====== DATA SHOWN
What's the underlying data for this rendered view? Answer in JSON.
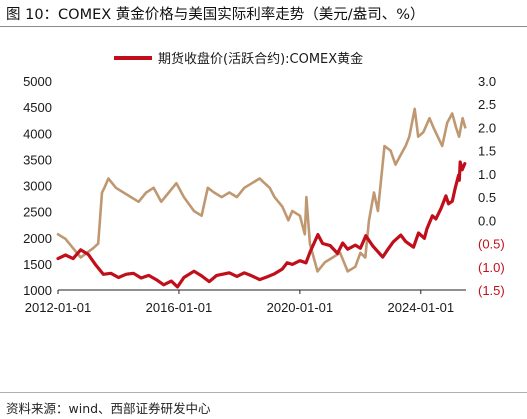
{
  "title": "图 10：COMEX 黄金价格与美国实际利率走势（美元/盎司、%）",
  "source": "资料来源：wind、西部证券研发中心",
  "chart_data": {
    "type": "line",
    "title": "图 10：COMEX 黄金价格与美国实际利率走势（美元/盎司、%）",
    "legend": {
      "placement": "top-center",
      "entries": [
        "期货收盘价(活跃合约):COMEX黄金"
      ]
    },
    "x_axis": {
      "type": "date",
      "range": [
        "2012-01-01",
        "2025-06-30"
      ],
      "tick_values": [
        "2012-01-01",
        "2016-01-01",
        "2020-01-01",
        "2024-01-01"
      ],
      "tick_labels": [
        "2012-01-01",
        "2016-01-01",
        "2020-01-01",
        "2024-01-01"
      ]
    },
    "y_left": {
      "range": [
        1000,
        5000
      ],
      "tick_values": [
        1000,
        1500,
        2000,
        2500,
        3000,
        3500,
        4000,
        4500,
        5000
      ],
      "tick_labels": [
        "1000",
        "1500",
        "2000",
        "2500",
        "3000",
        "3500",
        "4000",
        "4500",
        "5000"
      ]
    },
    "y_right": {
      "range": [
        -1.5,
        3.0
      ],
      "tick_values": [
        3.0,
        2.5,
        2.0,
        1.5,
        1.0,
        0.5,
        0.0,
        -0.5,
        -1.0,
        -1.5
      ],
      "tick_labels": [
        "3.0",
        "2.5",
        "2.0",
        "1.5",
        "1.0",
        "0.5",
        "0.0",
        "(0.5)",
        "(1.0)",
        "(1.5)"
      ],
      "negative_label_color": "#c0121b"
    },
    "grid": false,
    "colors": {
      "gold": "#c00e1a",
      "real_rate": "#bf9872"
    },
    "series": [
      {
        "name": "期货收盘价(活跃合约):COMEX黄金",
        "axis": "left",
        "color": "#c00e1a",
        "x": [
          "2012-01-01",
          "2012-04-01",
          "2012-07-01",
          "2012-10-01",
          "2013-01-01",
          "2013-04-01",
          "2013-07-01",
          "2013-10-01",
          "2014-01-01",
          "2014-04-01",
          "2014-07-01",
          "2014-10-01",
          "2015-01-01",
          "2015-04-01",
          "2015-07-01",
          "2015-10-01",
          "2015-12-15",
          "2016-03-01",
          "2016-07-01",
          "2016-10-01",
          "2017-01-01",
          "2017-04-01",
          "2017-09-01",
          "2017-12-01",
          "2018-03-01",
          "2018-06-01",
          "2018-09-01",
          "2018-12-01",
          "2019-03-01",
          "2019-06-01",
          "2019-08-01",
          "2019-10-01",
          "2020-01-01",
          "2020-03-15",
          "2020-05-01",
          "2020-08-06",
          "2020-10-01",
          "2021-01-01",
          "2021-03-31",
          "2021-06-01",
          "2021-08-01",
          "2021-11-01",
          "2022-01-01",
          "2022-03-08",
          "2022-06-01",
          "2022-09-28",
          "2022-12-01",
          "2023-02-01",
          "2023-05-04",
          "2023-07-01",
          "2023-10-05",
          "2023-12-04",
          "2024-02-14",
          "2024-03-15",
          "2024-05-20",
          "2024-07-01",
          "2024-09-01",
          "2024-10-30",
          "2024-12-01",
          "2025-01-15",
          "2025-02-20",
          "2025-04-01",
          "2025-04-10",
          "2025-04-21",
          "2025-05-15",
          "2025-06-15"
        ],
        "values": [
          1600,
          1670,
          1600,
          1770,
          1680,
          1480,
          1300,
          1320,
          1240,
          1300,
          1320,
          1230,
          1280,
          1200,
          1100,
          1170,
          1060,
          1240,
          1360,
          1270,
          1160,
          1280,
          1330,
          1260,
          1330,
          1270,
          1200,
          1250,
          1310,
          1400,
          1520,
          1490,
          1560,
          1520,
          1720,
          2060,
          1890,
          1850,
          1700,
          1900,
          1780,
          1860,
          1800,
          2040,
          1840,
          1630,
          1780,
          1920,
          2050,
          1930,
          1820,
          2090,
          1990,
          2170,
          2420,
          2360,
          2560,
          2800,
          2650,
          2700,
          2950,
          3200,
          3100,
          3450,
          3300,
          3420
        ]
      },
      {
        "name": "",
        "axis": "right",
        "color": "#bf9872",
        "x": [
          "2012-01-01",
          "2012-04-01",
          "2012-07-01",
          "2012-10-01",
          "2012-12-15",
          "2013-03-01",
          "2013-05-01",
          "2013-06-15",
          "2013-07-15",
          "2013-09-01",
          "2013-12-01",
          "2014-03-01",
          "2014-06-01",
          "2014-09-01",
          "2014-12-01",
          "2015-03-01",
          "2015-06-01",
          "2015-09-01",
          "2015-12-01",
          "2016-03-01",
          "2016-07-01",
          "2016-10-01",
          "2016-12-15",
          "2017-03-01",
          "2017-06-01",
          "2017-09-01",
          "2017-12-01",
          "2018-03-01",
          "2018-06-01",
          "2018-09-01",
          "2018-11-01",
          "2019-01-01",
          "2019-03-01",
          "2019-06-01",
          "2019-08-15",
          "2019-10-01",
          "2020-01-01",
          "2020-03-01",
          "2020-03-20",
          "2020-05-01",
          "2020-08-01",
          "2020-11-01",
          "2021-02-01",
          "2021-05-01",
          "2021-08-01",
          "2021-11-01",
          "2022-01-01",
          "2022-03-01",
          "2022-04-15",
          "2022-06-14",
          "2022-08-01",
          "2022-10-20",
          "2023-01-01",
          "2023-03-01",
          "2023-05-01",
          "2023-07-01",
          "2023-08-15",
          "2023-10-19",
          "2023-12-01",
          "2024-02-01",
          "2024-04-15",
          "2024-06-01",
          "2024-09-15",
          "2024-11-15",
          "2025-01-14",
          "2025-03-01",
          "2025-04-08",
          "2025-05-20",
          "2025-06-20"
        ],
        "values": [
          -0.3,
          -0.4,
          -0.6,
          -0.8,
          -0.7,
          -0.6,
          -0.5,
          0.6,
          0.7,
          0.9,
          0.7,
          0.6,
          0.5,
          0.4,
          0.6,
          0.7,
          0.4,
          0.6,
          0.8,
          0.5,
          0.2,
          0.1,
          0.7,
          0.6,
          0.5,
          0.6,
          0.5,
          0.7,
          0.8,
          0.9,
          0.8,
          0.7,
          0.5,
          0.3,
          0.0,
          0.2,
          0.1,
          -0.3,
          0.5,
          -0.5,
          -1.1,
          -0.9,
          -0.8,
          -0.7,
          -1.1,
          -1.0,
          -0.7,
          -0.8,
          0.0,
          0.6,
          0.2,
          1.6,
          1.5,
          1.2,
          1.4,
          1.6,
          1.8,
          2.4,
          1.8,
          1.9,
          2.2,
          2.0,
          1.6,
          2.1,
          2.3,
          2.0,
          1.8,
          2.2,
          2.0
        ]
      }
    ]
  }
}
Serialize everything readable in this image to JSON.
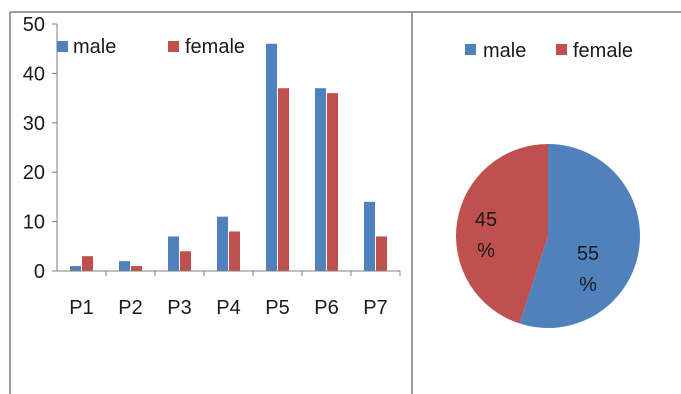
{
  "colors": {
    "male": "#4f81bd",
    "female": "#c0504d",
    "axis": "#7f7f7f",
    "frame": "#7f7f7f"
  },
  "chart_data": [
    {
      "type": "bar",
      "categories": [
        "P1",
        "P2",
        "P3",
        "P4",
        "P5",
        "P6",
        "P7"
      ],
      "series": [
        {
          "name": "male",
          "values": [
            1,
            2,
            7,
            11,
            46,
            37,
            14
          ]
        },
        {
          "name": "female",
          "values": [
            3,
            1,
            4,
            8,
            37,
            36,
            7
          ]
        }
      ],
      "ylim": [
        0,
        50
      ],
      "yticks": [
        "0",
        "10",
        "20",
        "30",
        "40",
        "50"
      ],
      "legend": [
        "male",
        "female"
      ],
      "legend_position": "top",
      "grid": false
    },
    {
      "type": "pie",
      "slices": [
        {
          "name": "male",
          "value": 55,
          "label_number": "55",
          "label_unit": "%"
        },
        {
          "name": "female",
          "value": 45,
          "label_number": "45",
          "label_unit": "%"
        }
      ],
      "legend": [
        "male",
        "female"
      ],
      "legend_position": "top"
    }
  ]
}
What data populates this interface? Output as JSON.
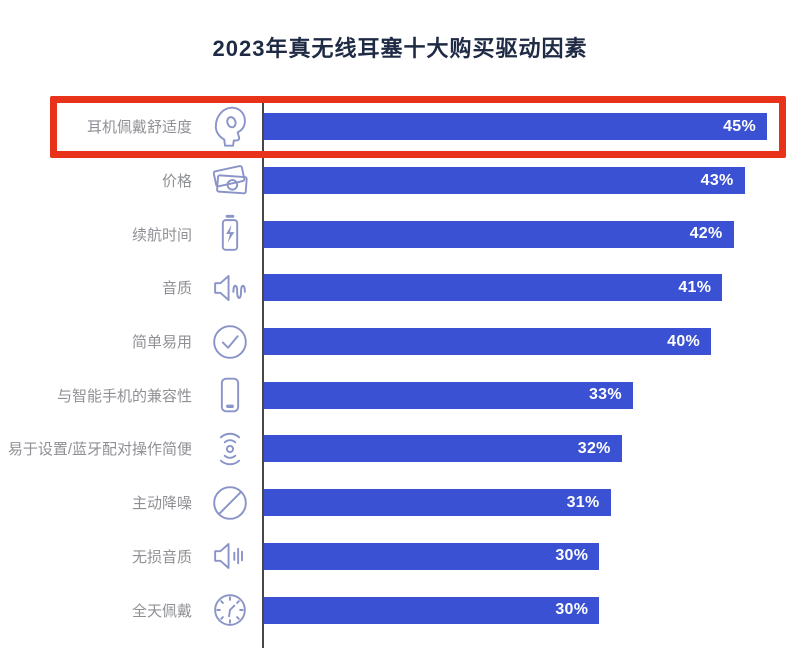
{
  "title": "2023年真无线耳塞十大购买驱动因素",
  "colors": {
    "bar": "#3A51D4",
    "highlight_border": "#E8321A",
    "title_text": "#1F2B45",
    "label_text": "#8F9095",
    "icon_stroke": "#8A94C8",
    "value_text": "#FFFFFF",
    "axis_line": "#46464C"
  },
  "chart_data": {
    "type": "bar",
    "orientation": "horizontal",
    "title": "2023年真无线耳塞十大购买驱动因素",
    "categories": [
      "耳机佩戴舒适度",
      "价格",
      "续航时间",
      "音质",
      "简单易用",
      "与智能手机的兼容性",
      "易于设置/蓝牙配对操作简便",
      "主动降噪",
      "无损音质",
      "全天佩戴"
    ],
    "values": [
      45,
      43,
      42,
      41,
      40,
      33,
      32,
      31,
      30,
      30
    ],
    "value_suffix": "%",
    "xlim": [
      0,
      45
    ],
    "grid": false,
    "legend": false,
    "value_labels": "inside-end",
    "highlighted_index": 0,
    "icons": [
      "head-earbud",
      "money",
      "battery",
      "speaker-wave",
      "check-circle",
      "smartphone",
      "wireless-signal",
      "no-sign",
      "speaker-lines",
      "clock"
    ]
  }
}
============
YOUR OBJECTIVE -> In the listing above, how many lines include the word "COMEX黄金"? Answer with the number and nothing more.

EXERCISE RESPONSE -> 2